(THE PROBLEM)
From the entries that follow, list every line in which the string "Afshin" appears.

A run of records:
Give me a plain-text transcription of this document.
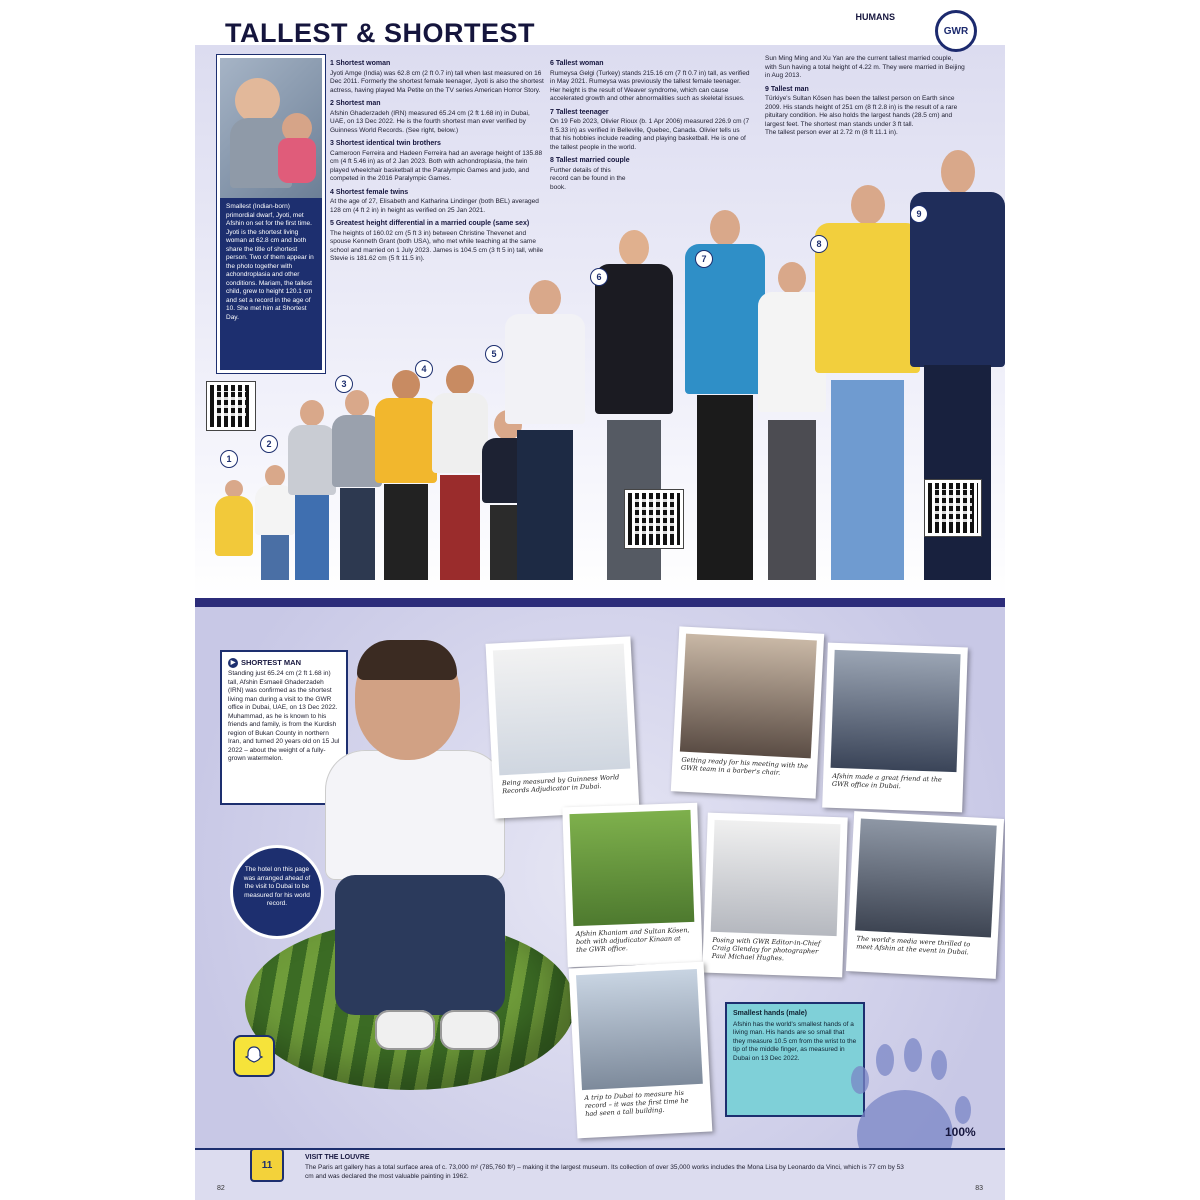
TALLEST & SHORTEST
HUMANS
GWR
1 Shortest woman

Jyoti Amge (India) was 62.8 cm (2 ft 0.7 in) tall when last measured on 16 Dec 2011. Formerly the shortest female teenager, Jyoti is also the shortest actress, having played Ma Petite on the TV series American Horror Story.

2 Shortest man

Afshin Ghaderzadeh (IRN) measured 65.24 cm (2 ft 1.68 in) in Dubai, UAE, on 13 Dec 2022. He is the fourth shortest man ever verified by Guinness World Records. (See right, below.)

3 Shortest identical twin brothers

Cameroon Ferreira and Hadeen Ferreira had an average height of 135.88 cm (4 ft 5.46 in) as of 2 Jan 2023. Both with achondroplasia, the twin played wheelchair basketball at the Paralympic Games and judo, and competed in the 2016 Paralympic Games.

4 Shortest female twins

At the age of 27, Elisabeth and Katharina Lindinger (both BEL) averaged 128 cm (4 ft 2 in) in height as verified on 25 Jan 2021.

5 Greatest height differential in a married couple (same sex)

The heights of 160.02 cm (5 ft 3 in) between Christine Thevenet and spouse Kenneth Grant (both USA), who met while teaching at the same school and married on 1 July 2023. James is 104.5 cm (3 ft 5 in) tall, while Stevie is 181.62 cm (5 ft 11.5 in).

6 Tallest woman

Rumeysa Gelgi (Turkey) stands 215.16 cm (7 ft 0.7 in) tall, as verified in May 2021. Rumeysa was previously the tallest female teenager. Her height is the result of Weaver syndrome, which can cause accelerated growth and other abnormalities such as skeletal issues.

7 Tallest teenager

On 19 Feb 2023, Olivier Rioux (b. 1 Apr 2006) measured 226.9 cm (7 ft 5.33 in) as verified in Belleville, Quebec, Canada. Olivier tells us that his hobbies include reading and playing basketball. He is one of the tallest people in the world.

8 Tallest married couple

Further details of this record can be found in the book.

Sun Ming Ming and Xu Yan are the current tallest married couple, with Sun having a total height of 4.22 m. They were married in Beijing in Aug 2013.

9 Tallest man

Türkiye's Sultan Kösen has been the tallest person on Earth since 2009. His stands height of 251 cm (8 ft 2.8 in) is the result of a rare pituitary condition. He also holds the largest hands (28.5 cm) and largest feet. The shortest man stands under 3 ft tall.

The tallest person ever at 2.72 m (8 ft 11.1 in).

Smallest (Indian-born) primordial dwarf, Jyoti, met Afshin on set for the first time. Jyoti is the shortest living woman at 62.8 cm and both share the title of shortest person. Two of them appear in the photo together with achondroplasia and other conditions. Mariam, the tallest child, grew to height 120.1 cm and set a record in the age of 10. She met him at Shortest Day.
1
2
3
4
5
6
7
8
9
▶ SHORTEST MAN
Standing just 65.24 cm (2 ft 1.68 in) tall, Afshin Esmaeil Ghaderzadeh (IRN) was confirmed as the shortest living man during a visit to the GWR office in Dubai, UAE, on 13 Dec 2022. Muhammad, as he is known to his friends and family, is from the Kurdish region of Bukan County in northern Iran, and turned 20 years old on 15 Jul 2022 – about the weight of a fully-grown watermelon.
The hotel on this page was arranged ahead of the visit to Dubai to be measured for his world record.
Being measured by Guinness World Records Adjudicator in Dubai.
Getting ready for his meeting with the GWR team in a barber's chair.
Afshin made a great friend at the GWR office in Dubai.
Afshin Khaniam and Sultan Kösen, both with adjudicator Kinaan at the GWR office.
Posing with GWR Editor-in-Chief Craig Glenday for photographer Paul Michael Hughes.
The world's media were thrilled to meet Afshin at the event in Dubai.
A trip to Dubai to measure his record – it was the first time he had seen a tall building.
Smallest hands (male)
Afshin has the world's smallest hands of a living man. His hands are so small that they measure 10.5 cm from the wrist to the tip of the middle finger, as measured in Dubai on 13 Dec 2022.
100%
VISIT THE LOUVRE

The Paris art gallery has a total surface area of c. 73,000 m² (785,760 ft²) – making it the largest museum. Its collection of over 35,000 works includes the Mona Lisa by Leonardo da Vinci, which is 77 cm by 53 cm and was declared the most valuable painting in 1962.

11
82	83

(COMPLETE ANSWER)
Afshin Ghaderzadeh (IRN) measured 65.24 cm (2 ft 1.68 in) in Dubai, UAE, on 13 Dec 2022. He is the fourth shortest man ever verified by Guinness World Records. (See right, below.)
Smallest (Indian-born) primordial dwarf, Jyoti, met Afshin on set for the first time. Jyoti is the shortest living woman at 62.8 cm and both share the title of shortest person. Two of them appear in the photo together with achondroplasia and other conditions. Mariam, the tallest child, grew to height 120.1 cm and set a record in the age of 10. She met him at Shortest Day.
Standing just 65.24 cm (2 ft 1.68 in) tall, Afshin Esmaeil Ghaderzadeh (IRN) was confirmed as the shortest living man during a visit to the GWR office in Dubai, UAE, on 13 Dec 2022. Muhammad, as he is known to his friends and family, is from the Kurdish region of Bukan County in northern Iran, and turned 20 years old on 15 Jul 2022 – about the weight of a fully-grown watermelon.
Afshin made a great friend at the GWR office in Dubai.
Afshin Khaniam and Sultan Kösen, both with adjudicator Kinaan at the GWR office.
The world's media were thrilled to meet Afshin at the event in Dubai.
Afshin has the world's smallest hands of a living man. His hands are so small that they measure 10.5 cm from the wrist to the tip of the middle finger, as measured in Dubai on 13 Dec 2022.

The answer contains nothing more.